Return each line of the records holding the string "curvature".
──────── Given data
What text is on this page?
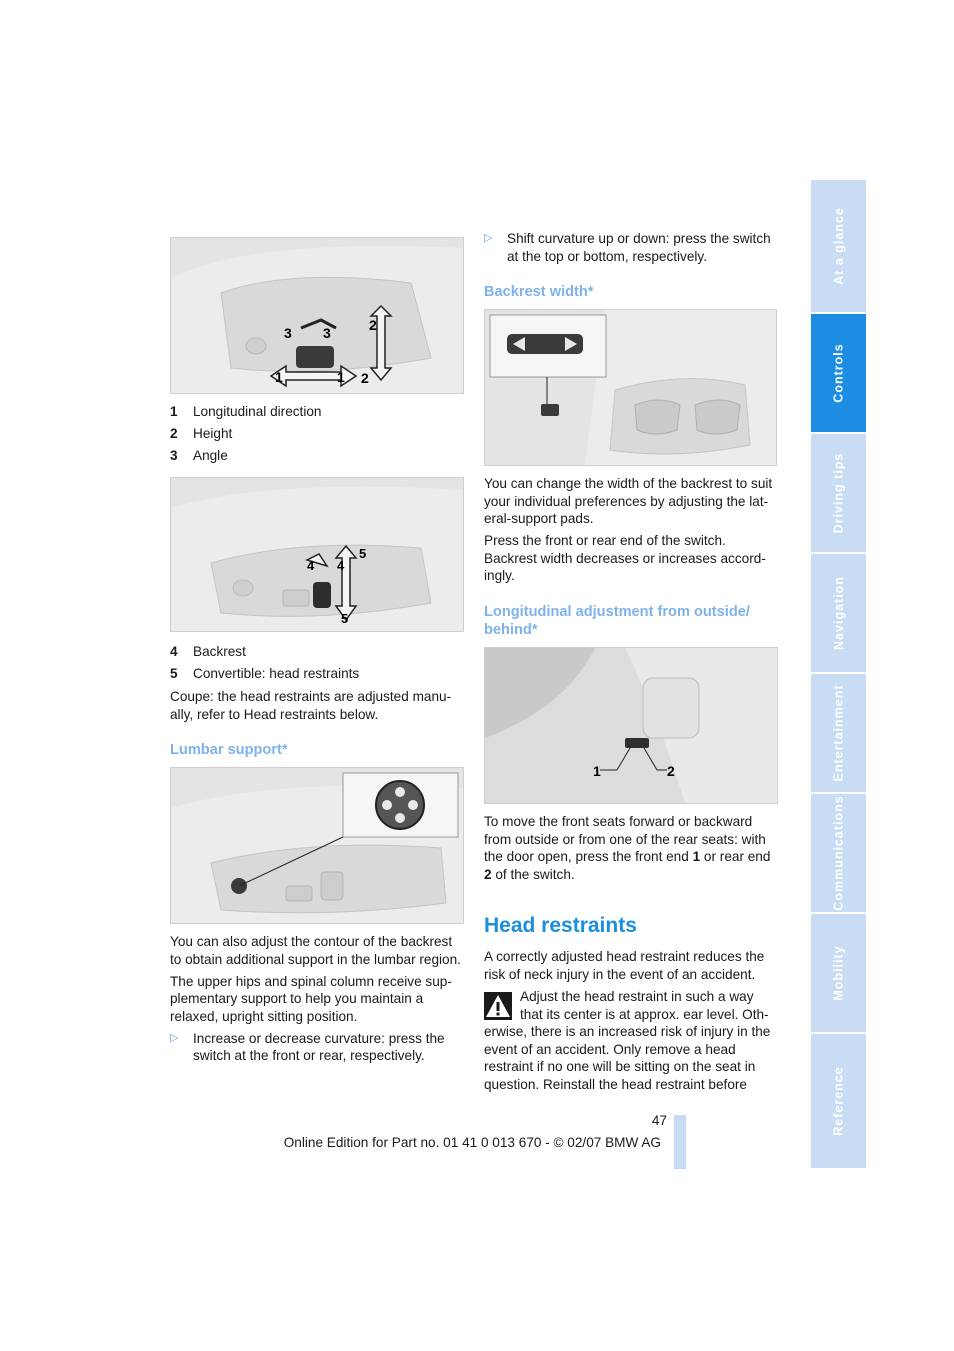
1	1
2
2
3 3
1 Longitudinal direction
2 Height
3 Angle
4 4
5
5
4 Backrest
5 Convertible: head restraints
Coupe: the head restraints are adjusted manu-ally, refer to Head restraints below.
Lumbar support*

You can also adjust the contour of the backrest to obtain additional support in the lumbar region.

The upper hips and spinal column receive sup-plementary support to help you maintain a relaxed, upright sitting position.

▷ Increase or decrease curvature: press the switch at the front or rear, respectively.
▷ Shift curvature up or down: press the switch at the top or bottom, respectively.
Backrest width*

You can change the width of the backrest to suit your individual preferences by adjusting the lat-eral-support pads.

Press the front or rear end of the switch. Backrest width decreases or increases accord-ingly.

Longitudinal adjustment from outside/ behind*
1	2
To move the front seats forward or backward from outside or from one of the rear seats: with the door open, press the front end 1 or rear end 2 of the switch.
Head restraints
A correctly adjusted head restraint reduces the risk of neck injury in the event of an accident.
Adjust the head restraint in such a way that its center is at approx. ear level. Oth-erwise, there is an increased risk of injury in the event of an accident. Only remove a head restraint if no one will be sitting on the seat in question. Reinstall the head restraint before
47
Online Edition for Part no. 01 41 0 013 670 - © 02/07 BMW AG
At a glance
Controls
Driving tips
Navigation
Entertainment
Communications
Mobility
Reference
────────────────
──────── Given data
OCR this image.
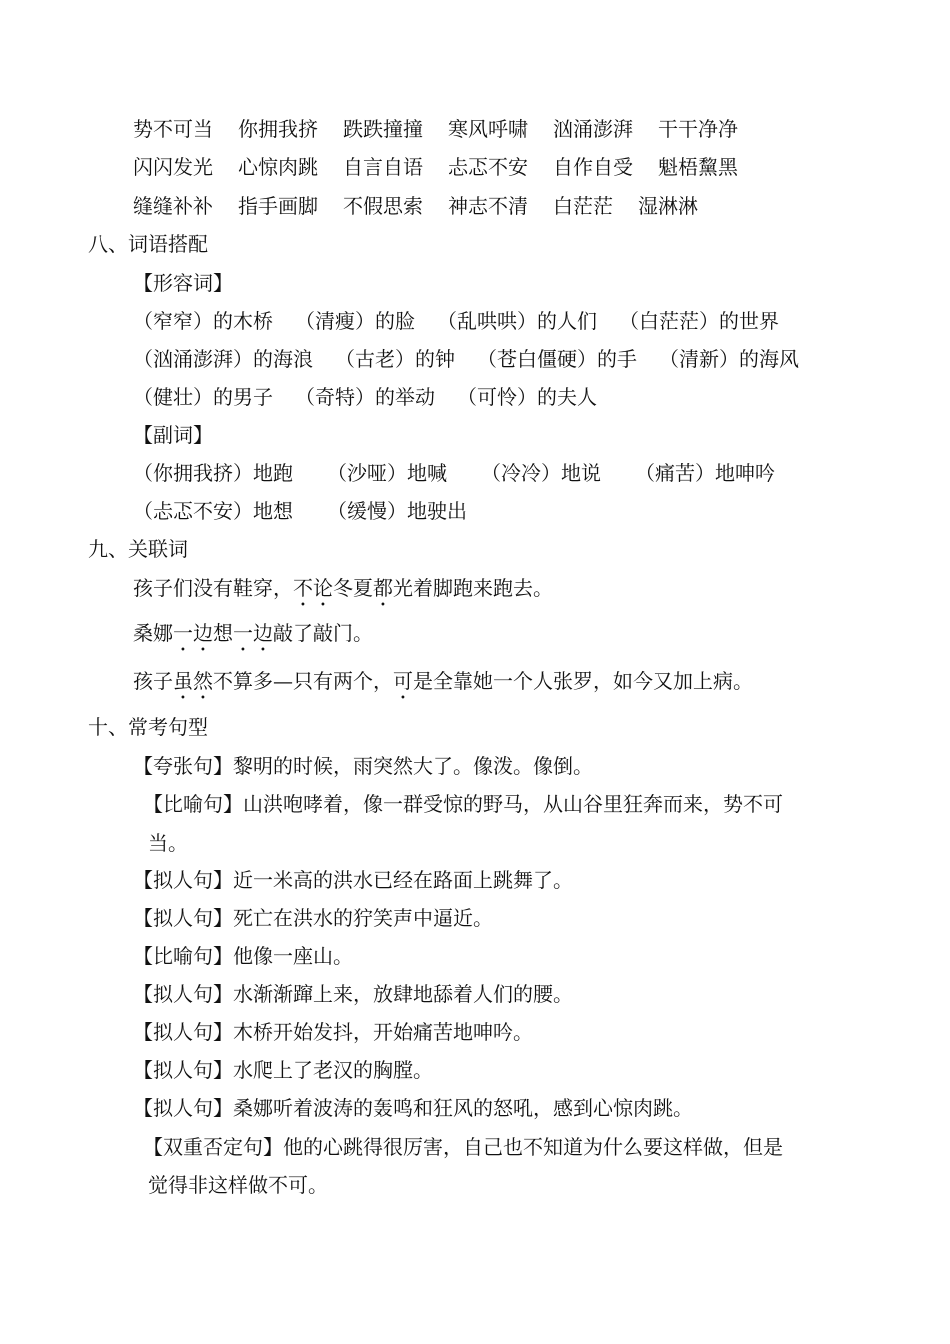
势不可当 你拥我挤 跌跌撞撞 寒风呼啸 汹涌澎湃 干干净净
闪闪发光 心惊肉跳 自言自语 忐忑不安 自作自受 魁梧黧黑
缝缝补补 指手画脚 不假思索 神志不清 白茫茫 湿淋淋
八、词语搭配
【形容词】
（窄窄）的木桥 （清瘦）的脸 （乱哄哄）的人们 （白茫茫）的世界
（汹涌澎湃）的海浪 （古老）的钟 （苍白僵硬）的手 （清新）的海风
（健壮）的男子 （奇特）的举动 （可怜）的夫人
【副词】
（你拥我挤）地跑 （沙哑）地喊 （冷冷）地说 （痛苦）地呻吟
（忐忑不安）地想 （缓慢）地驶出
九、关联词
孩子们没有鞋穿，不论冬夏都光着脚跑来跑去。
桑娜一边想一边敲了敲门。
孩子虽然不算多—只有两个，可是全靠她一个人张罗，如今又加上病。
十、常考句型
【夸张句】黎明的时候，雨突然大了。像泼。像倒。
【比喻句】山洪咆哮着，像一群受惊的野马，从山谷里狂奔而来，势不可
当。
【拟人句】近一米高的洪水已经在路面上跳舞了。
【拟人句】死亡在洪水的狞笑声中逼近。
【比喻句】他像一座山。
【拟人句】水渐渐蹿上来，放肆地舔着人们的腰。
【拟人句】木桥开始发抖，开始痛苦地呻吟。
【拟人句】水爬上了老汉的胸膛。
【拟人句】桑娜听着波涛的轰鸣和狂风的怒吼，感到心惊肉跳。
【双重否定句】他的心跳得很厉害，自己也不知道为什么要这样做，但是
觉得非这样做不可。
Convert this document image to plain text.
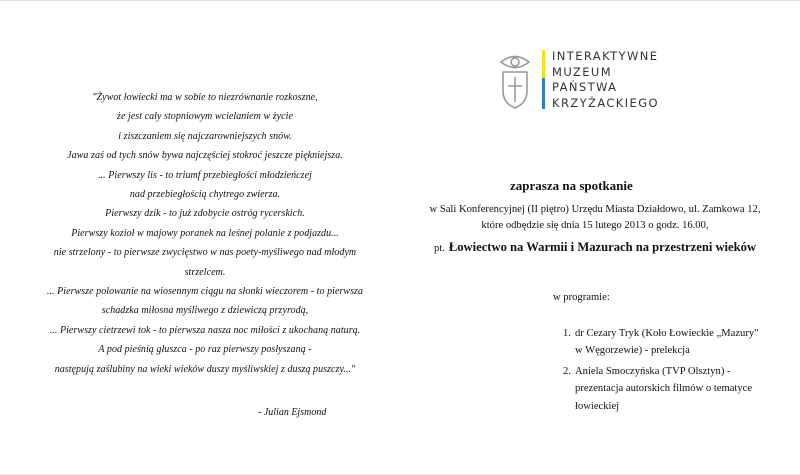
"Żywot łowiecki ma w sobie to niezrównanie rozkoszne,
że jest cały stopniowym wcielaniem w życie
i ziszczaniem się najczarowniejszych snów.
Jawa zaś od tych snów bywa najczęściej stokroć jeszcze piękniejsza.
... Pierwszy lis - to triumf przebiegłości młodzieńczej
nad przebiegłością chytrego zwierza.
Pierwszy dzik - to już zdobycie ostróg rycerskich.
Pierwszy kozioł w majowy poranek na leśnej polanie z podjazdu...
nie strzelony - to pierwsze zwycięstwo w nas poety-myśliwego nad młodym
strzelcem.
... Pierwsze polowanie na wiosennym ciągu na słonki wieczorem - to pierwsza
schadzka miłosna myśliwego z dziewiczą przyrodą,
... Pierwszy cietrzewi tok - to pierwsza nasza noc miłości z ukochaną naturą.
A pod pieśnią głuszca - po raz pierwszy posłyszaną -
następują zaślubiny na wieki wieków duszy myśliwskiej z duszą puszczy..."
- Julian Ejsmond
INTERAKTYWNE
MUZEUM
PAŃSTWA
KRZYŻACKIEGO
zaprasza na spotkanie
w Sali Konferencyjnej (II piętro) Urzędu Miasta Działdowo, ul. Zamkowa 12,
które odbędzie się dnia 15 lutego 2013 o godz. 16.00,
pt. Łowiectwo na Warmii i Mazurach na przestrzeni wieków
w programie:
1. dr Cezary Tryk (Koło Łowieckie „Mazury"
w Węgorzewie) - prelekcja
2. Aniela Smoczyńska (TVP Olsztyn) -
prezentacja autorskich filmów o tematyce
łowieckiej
────────────────
Exercise response:
▷ Increase or decrease curvature: press the switch at the front or rear, respectively.
▷ Shift curvature up or down: press the switch at the top or bottom, respectively.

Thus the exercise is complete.